→ **To do**
Set the listing down again in full, word for word, with the pictures left out.

→ **Exercise inputs**
┄┄┄┄┄┄┄┄┄┄

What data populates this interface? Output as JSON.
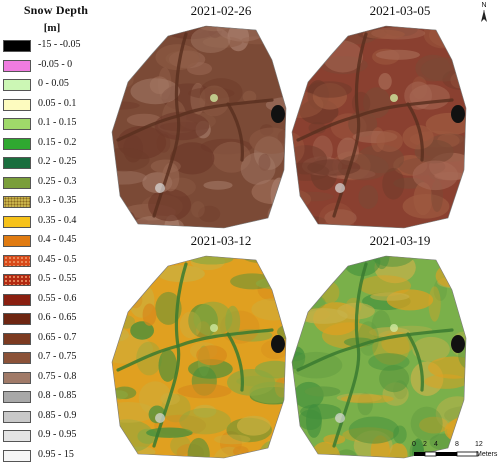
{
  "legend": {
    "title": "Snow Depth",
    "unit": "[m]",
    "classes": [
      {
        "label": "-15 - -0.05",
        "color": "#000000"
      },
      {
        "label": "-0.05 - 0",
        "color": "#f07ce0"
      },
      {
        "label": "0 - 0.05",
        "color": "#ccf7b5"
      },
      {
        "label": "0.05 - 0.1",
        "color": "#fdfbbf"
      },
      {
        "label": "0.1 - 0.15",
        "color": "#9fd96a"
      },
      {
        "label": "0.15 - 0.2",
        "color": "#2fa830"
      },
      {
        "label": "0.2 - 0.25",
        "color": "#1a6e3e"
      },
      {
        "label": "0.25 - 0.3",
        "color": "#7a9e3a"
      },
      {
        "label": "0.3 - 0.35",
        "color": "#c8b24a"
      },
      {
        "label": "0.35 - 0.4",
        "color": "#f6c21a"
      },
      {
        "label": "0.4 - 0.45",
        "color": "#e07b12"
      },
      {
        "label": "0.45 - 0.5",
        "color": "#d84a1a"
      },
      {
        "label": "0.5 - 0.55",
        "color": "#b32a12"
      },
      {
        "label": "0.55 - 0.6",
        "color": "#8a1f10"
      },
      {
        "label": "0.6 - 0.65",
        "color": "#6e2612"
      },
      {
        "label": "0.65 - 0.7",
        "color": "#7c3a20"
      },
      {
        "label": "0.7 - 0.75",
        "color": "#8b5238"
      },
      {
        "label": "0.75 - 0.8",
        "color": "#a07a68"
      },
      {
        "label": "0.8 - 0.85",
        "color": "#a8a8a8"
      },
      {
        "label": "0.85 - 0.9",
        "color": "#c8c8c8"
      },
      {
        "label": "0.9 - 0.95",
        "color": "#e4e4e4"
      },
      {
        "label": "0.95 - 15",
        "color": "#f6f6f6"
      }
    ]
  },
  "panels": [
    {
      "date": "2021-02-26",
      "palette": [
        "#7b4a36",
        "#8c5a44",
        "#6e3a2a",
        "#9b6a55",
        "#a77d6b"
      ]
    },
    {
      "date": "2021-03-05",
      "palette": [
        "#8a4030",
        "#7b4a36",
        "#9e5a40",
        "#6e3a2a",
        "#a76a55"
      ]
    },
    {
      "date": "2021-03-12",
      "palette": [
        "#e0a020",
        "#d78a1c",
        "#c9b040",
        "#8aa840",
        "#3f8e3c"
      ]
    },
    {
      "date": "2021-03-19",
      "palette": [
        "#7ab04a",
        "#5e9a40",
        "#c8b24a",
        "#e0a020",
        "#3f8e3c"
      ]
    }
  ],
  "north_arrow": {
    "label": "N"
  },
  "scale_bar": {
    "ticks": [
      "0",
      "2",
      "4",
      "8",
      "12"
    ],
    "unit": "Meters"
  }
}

┄┄┄┄┄┄┄┄┄┄

→ **Solved problem**
What data populates this interface? Output as JSON.
{
  "legend": {
    "title": "Snow Depth",
    "unit": "[m]",
    "classes": [
      {
        "label": "-15 - -0.05",
        "color": "#000000"
      },
      {
        "label": "-0.05 - 0",
        "color": "#f07ce0"
      },
      {
        "label": "0 - 0.05",
        "color": "#ccf7b5"
      },
      {
        "label": "0.05 - 0.1",
        "color": "#fdfbbf"
      },
      {
        "label": "0.1 - 0.15",
        "color": "#9fd96a"
      },
      {
        "label": "0.15 - 0.2",
        "color": "#2fa830"
      },
      {
        "label": "0.2 - 0.25",
        "color": "#1a6e3e"
      },
      {
        "label": "0.25 - 0.3",
        "color": "#7a9e3a"
      },
      {
        "label": "0.3 - 0.35",
        "color": "#c8b24a"
      },
      {
        "label": "0.35 - 0.4",
        "color": "#f6c21a"
      },
      {
        "label": "0.4 - 0.45",
        "color": "#e07b12"
      },
      {
        "label": "0.45 - 0.5",
        "color": "#d84a1a"
      },
      {
        "label": "0.5 - 0.55",
        "color": "#b32a12"
      },
      {
        "label": "0.55 - 0.6",
        "color": "#8a1f10"
      },
      {
        "label": "0.6 - 0.65",
        "color": "#6e2612"
      },
      {
        "label": "0.65 - 0.7",
        "color": "#7c3a20"
      },
      {
        "label": "0.7 - 0.75",
        "color": "#8b5238"
      },
      {
        "label": "0.75 - 0.8",
        "color": "#a07a68"
      },
      {
        "label": "0.8 - 0.85",
        "color": "#a8a8a8"
      },
      {
        "label": "0.85 - 0.9",
        "color": "#c8c8c8"
      },
      {
        "label": "0.9 - 0.95",
        "color": "#e4e4e4"
      },
      {
        "label": "0.95 - 15",
        "color": "#f6f6f6"
      }
    ]
  },
  "panels": [
    {
      "date": "2021-02-26",
      "palette": [
        "#7b4a36",
        "#8c5a44",
        "#6e3a2a",
        "#9b6a55",
        "#a77d6b"
      ]
    },
    {
      "date": "2021-03-05",
      "palette": [
        "#8a4030",
        "#7b4a36",
        "#9e5a40",
        "#6e3a2a",
        "#a76a55"
      ]
    },
    {
      "date": "2021-03-12",
      "palette": [
        "#e0a020",
        "#d78a1c",
        "#c9b040",
        "#8aa840",
        "#3f8e3c"
      ]
    },
    {
      "date": "2021-03-19",
      "palette": [
        "#7ab04a",
        "#5e9a40",
        "#c8b24a",
        "#e0a020",
        "#3f8e3c"
      ]
    }
  ],
  "north_arrow": {
    "label": "N"
  },
  "scale_bar": {
    "ticks": [
      "0",
      "2",
      "4",
      "8",
      "12"
    ],
    "unit": "Meters"
  }
}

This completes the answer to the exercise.